Your objective
Format every line of the records below as a JSON list of strings, with one string per line and blank lines left out.

# # # # #

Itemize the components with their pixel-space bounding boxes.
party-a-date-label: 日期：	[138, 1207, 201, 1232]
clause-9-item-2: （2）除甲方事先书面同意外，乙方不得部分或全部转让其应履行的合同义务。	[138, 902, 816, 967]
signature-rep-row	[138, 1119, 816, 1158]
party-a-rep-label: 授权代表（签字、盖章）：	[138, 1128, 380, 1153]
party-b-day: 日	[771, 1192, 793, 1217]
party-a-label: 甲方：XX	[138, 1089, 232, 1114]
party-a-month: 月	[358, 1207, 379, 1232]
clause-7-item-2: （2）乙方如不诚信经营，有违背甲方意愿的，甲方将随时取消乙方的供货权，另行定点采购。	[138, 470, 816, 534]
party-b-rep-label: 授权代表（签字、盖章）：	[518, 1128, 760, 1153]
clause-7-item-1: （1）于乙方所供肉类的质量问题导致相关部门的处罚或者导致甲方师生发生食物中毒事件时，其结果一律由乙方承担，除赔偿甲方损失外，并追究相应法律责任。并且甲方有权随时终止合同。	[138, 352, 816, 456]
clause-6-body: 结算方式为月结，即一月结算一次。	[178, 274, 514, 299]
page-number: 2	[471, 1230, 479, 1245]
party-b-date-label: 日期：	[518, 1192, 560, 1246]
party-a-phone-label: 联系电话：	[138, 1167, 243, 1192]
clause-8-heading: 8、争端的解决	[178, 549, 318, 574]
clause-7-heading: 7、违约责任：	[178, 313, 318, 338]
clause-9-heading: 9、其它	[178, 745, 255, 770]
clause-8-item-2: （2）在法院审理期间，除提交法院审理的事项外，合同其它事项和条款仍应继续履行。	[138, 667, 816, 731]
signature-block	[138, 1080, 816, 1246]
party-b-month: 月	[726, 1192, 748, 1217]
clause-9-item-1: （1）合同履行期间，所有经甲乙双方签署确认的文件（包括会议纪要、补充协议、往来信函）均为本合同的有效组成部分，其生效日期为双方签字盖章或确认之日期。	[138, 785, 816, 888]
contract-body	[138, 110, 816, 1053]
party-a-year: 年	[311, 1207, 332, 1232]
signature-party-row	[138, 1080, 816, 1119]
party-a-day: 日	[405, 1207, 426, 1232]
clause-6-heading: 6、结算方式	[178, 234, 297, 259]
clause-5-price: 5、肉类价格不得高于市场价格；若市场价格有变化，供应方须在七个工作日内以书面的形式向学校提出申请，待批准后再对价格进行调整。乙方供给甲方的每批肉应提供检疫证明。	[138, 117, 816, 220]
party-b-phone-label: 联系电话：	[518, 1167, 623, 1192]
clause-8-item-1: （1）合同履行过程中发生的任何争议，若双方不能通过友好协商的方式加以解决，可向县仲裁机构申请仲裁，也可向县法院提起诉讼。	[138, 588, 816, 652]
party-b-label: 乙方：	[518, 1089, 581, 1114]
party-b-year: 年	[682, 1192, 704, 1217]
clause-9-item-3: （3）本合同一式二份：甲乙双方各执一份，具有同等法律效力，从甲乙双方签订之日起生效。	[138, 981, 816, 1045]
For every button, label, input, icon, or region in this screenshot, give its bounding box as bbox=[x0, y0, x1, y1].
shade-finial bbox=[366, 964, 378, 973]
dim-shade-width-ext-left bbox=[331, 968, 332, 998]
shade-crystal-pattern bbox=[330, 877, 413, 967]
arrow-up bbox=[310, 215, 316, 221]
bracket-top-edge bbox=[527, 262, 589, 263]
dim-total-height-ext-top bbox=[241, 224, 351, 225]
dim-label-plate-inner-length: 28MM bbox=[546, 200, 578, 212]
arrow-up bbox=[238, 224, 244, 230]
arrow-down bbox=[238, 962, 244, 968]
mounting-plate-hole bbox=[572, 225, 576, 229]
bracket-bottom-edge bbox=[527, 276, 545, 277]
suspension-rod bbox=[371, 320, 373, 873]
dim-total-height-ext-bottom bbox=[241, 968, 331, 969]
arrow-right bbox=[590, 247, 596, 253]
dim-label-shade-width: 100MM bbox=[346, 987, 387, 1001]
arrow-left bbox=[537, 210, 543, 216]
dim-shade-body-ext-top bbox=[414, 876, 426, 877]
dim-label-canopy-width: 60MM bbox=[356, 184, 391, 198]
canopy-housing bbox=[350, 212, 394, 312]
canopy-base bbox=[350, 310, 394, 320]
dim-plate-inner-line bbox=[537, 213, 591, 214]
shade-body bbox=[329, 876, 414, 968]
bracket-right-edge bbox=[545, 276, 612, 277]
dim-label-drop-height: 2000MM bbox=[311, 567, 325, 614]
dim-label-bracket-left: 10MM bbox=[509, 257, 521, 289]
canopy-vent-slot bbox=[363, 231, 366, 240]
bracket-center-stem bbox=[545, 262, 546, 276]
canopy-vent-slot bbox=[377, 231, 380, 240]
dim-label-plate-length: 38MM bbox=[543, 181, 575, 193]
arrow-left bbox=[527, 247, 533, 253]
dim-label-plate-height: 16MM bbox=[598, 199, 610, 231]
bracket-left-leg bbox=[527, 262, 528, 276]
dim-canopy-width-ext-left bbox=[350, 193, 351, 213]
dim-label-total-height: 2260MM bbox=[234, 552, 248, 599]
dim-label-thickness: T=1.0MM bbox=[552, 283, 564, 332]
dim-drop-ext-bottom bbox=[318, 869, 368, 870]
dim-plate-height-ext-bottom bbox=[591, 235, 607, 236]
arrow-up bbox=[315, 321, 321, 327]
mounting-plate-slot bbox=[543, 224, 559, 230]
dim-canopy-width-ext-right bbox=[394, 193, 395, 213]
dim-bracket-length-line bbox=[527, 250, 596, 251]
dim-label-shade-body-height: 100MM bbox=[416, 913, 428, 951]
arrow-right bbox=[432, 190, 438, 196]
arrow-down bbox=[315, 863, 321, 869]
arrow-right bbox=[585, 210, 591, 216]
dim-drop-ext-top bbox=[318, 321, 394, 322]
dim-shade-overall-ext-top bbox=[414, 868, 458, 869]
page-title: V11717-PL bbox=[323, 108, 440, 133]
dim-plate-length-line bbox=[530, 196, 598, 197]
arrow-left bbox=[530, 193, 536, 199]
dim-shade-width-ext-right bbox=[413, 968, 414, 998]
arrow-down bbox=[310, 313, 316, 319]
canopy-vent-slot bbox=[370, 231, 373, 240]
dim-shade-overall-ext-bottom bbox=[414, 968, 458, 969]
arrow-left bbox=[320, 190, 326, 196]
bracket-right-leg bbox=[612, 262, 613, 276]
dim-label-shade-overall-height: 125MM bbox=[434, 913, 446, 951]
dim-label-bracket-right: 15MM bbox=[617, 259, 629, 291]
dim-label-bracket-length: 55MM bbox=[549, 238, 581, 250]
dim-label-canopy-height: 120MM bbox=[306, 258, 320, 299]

# # # # #

Task response
[
  "Itemize the components with their pixel-space bounding boxes.",
  "party-a-date-label: 日期：\t[138, 1207, 201, 1232]",
  "clause-9-item-2: （2）除甲方事先书面同意外，乙方不得部分或全部转让其应履行的合同义务。\t[138, 902, 816, 967]",
  "signature-rep-row\t[138, 1119, 816, 1158]",
  "party-a-rep-label: 授权代表（签字、盖章）：\t[138, 1128, 380, 1153]",
  "party-b-day: 日\t[771, 1192, 793, 1217]",
  "party-a-label: 甲方：XX\t[138, 1089, 232, 1114]",
  "party-a-month: 月\t[358, 1207, 379, 1232]",
  "clause-7-item-2: （2）乙方如不诚信经营，有违背甲方意愿的，甲方将随时取消乙方的供货权，另行定点采购。\t[138, 470, 816, 534]",
  "party-b-rep-label: 授权代表（签字、盖章）：\t[518, 1128, 760, 1153]",
  "clause-7-item-1: （1）于乙方所供肉类的质量问题导致相关部门的处罚或者导致甲方师生发生食物中毒事件时，其结果一律由乙方承担，除赔偿甲方损失外，并追究相应法律责任。并且甲方有权随时终止合同。\t[138, 352, 816, 456]",
  "clause-6-body: 结算方式为月结，即一月结算一次。\t[178, 274, 514, 299]",
  "page-number: 2\t[471, 1230, 479, 1245]",
  "party-b-date-label: 日期：\t[518, 1192, 560, 1246]",
  "party-a-phone-label: 联系电话：\t[138, 1167, 243, 1192]",
  "clause-8-heading: 8、争端的解决\t[178, 549, 318, 574]",
  "clause-7-heading: 7、违约责任：\t[178, 313, 318, 338]",
  "clause-9-heading: 9、其它\t[178, 745, 255, 770]",
  "clause-8-item-2: （2）在法院审理期间，除提交法院审理的事项外，合同其它事项和条款仍应继续履行。\t[138, 667, 816, 731]",
  "signature-block\t[138, 1080, 816, 1246]",
  "party-b-month: 月\t[726, 1192, 748, 1217]",
  "clause-9-item-1: （1）合同履行期间，所有经甲乙双方签署确认的文件（包括会议纪要、补充协议、往来信函）均为本合同的有效组成部分，其生效日期为双方签字盖章或确认之日期。\t[138, 785, 816, 888]",
  "contract-body\t[138, 110, 816, 1053]",
  "party-a-year: 年\t[311, 1207, 332, 1232]",
  "signature-party-row\t[138, 1080, 816, 1119]",
  "party-a-day: 日\t[405, 1207, 426, 1232]",
  "clause-6-heading: 6、结算方式\t[178, 234, 297, 259]",
  "clause-5-price: 5、肉类价格不得高于市场价格；若市场价格有变化，供应方须在七个工作日内以书面的形式向学校提出申请，待批准后再对价格进行调整。乙方供给甲方的每批肉应提供检疫证明。\t[138, 117, 816, 220]",
  "party-b-phone-label: 联系电话：\t[518, 1167, 623, 1192]",
  "clause-8-item-1: （1）合同履行过程中发生的任何争议，若双方不能通过友好协商的方式加以解决，可向县仲裁机构申请仲裁，也可向县法院提起诉讼。\t[138, 588, 816, 652]",
  "party-b-label: 乙方：\t[518, 1089, 581, 1114]",
  "party-b-year: 年\t[682, 1192, 704, 1217]",
  "clause-9-item-3: （3）本合同一式二份：甲乙双方各执一份，具有同等法律效力，从甲乙双方签订之日起生效。\t[138, 981, 816, 1045]",
  "For every button, label, input, icon, or region in this screenshot, give its bounding box as bbox=[x0, y0, x1, y1].",
  "shade-finial bbox=[366, 964, 378, 973]",
  "dim-shade-width-ext-left bbox=[331, 968, 332, 998]",
  "shade-crystal-pattern bbox=[330, 877, 413, 967]",
  "arrow-up bbox=[310, 215, 316, 221]",
  "bracket-top-edge bbox=[527, 262, 589, 263]",
  "dim-total-height-ext-top bbox=[241, 224, 351, 225]",
  "dim-label-plate-inner-length: 28MM bbox=[546, 200, 578, 212]",
  "arrow-up bbox=[238, 224, 244, 230]",
  "arrow-down bbox=[238, 962, 244, 968]",
  "mounting-plate-hole bbox=[572, 225, 576, 229]",
  "bracket-bottom-edge bbox=[527, 276, 545, 277]",
  "suspension-rod bbox=[371, 320, 373, 873]",
  "dim-total-height-ext-bottom bbox=[241, 968, 331, 969]",
  "arrow-right bbox=[590, 247, 596, 253]",
  "dim-label-shade-width: 100MM bbox=[346, 987, 387, 1001]",
  "arrow-left bbox=[537, 210, 543, 216]",
  "dim-shade-body-ext-top bbox=[414, 876, 426, 877]",
  "dim-label-canopy-width: 60MM bbox=[356, 184, 391, 198]",
  "canopy-housing bbox=[350, 212, 394, 312]",
  "canopy-base bbox=[350, 310, 394, 320]",
  "dim-plate-inner-line bbox=[537, 213, 591, 214]",
  "shade-body bbox=[329, 876, 414, 968]",
  "bracket-right-edge bbox=[545, 276, 612, 277]",
  "dim-label-drop-height: 2000MM bbox=[311, 567, 325, 614]",
  "dim-label-bracket-left: 10MM bbox=[509, 257, 521, 289]",
  "canopy-vent-slot bbox=[363, 231, 366, 240]",
  "bracket-center-stem bbox=[545, 262, 546, 276]",
  "canopy-vent-slot bbox=[377, 231, 380, 240]",
  "dim-label-plate-length: 38MM bbox=[543, 181, 575, 193]",
  "arrow-left bbox=[527, 247, 533, 253]",
  "dim-label-plate-height: 16MM bbox=[598, 199, 610, 231]",
  "bracket-left-leg bbox=[527, 262, 528, 276]",
  "dim-canopy-width-ext-left bbox=[350, 193, 351, 213]",
  "dim-label-total-height: 2260MM bbox=[234, 552, 248, 599]",
  "dim-label-thickness: T=1.0MM bbox=[552, 283, 564, 332]",
  "dim-drop-ext-bottom bbox=[318, 869, 368, 870]",
  "dim-plate-height-ext-bottom bbox=[591, 235, 607, 236]",
  "arrow-up bbox=[315, 321, 321, 327]",
  "mounting-plate-slot bbox=[543, 224, 559, 230]",
  "dim-canopy-width-ext-right bbox=[394, 193, 395, 213]",
  "dim-bracket-length-line bbox=[527, 250, 596, 251]",
  "dim-label-shade-body-height: 100MM bbox=[416, 913, 428, 951]",
  "arrow-right bbox=[432, 190, 438, 196]",
  "arrow-down bbox=[315, 863, 321, 869]",
  "arrow-right bbox=[585, 210, 591, 216]",
  "dim-drop-ext-top bbox=[318, 321, 394, 322]",
  "dim-shade-overall-ext-top bbox=[414, 868, 458, 869]",
  "page-title: V11717-PL bbox=[323, 108, 440, 133]",
  "dim-plate-length-line bbox=[530, 196, 598, 197]",
  "arrow-left bbox=[530, 193, 536, 199]",
  "dim-shade-width-ext-right bbox=[413, 968, 414, 998]",
  "arrow-down bbox=[310, 313, 316, 319]",
  "canopy-vent-slot bbox=[370, 231, 373, 240]",
  "dim-shade-overall-ext-bottom bbox=[414, 968, 458, 969]",
  "arrow-left bbox=[320, 190, 326, 196]",
  "bracket-right-leg bbox=[612, 262, 613, 276]",
  "dim-label-shade-overall-height: 125MM bbox=[434, 913, 446, 951]",
  "dim-label-bracket-right: 15MM bbox=[617, 259, 629, 291]",
  "dim-label-bracket-length: 55MM bbox=[549, 238, 581, 250]",
  "dim-label-canopy-height: 120MM bbox=[306, 258, 320, 299]"
]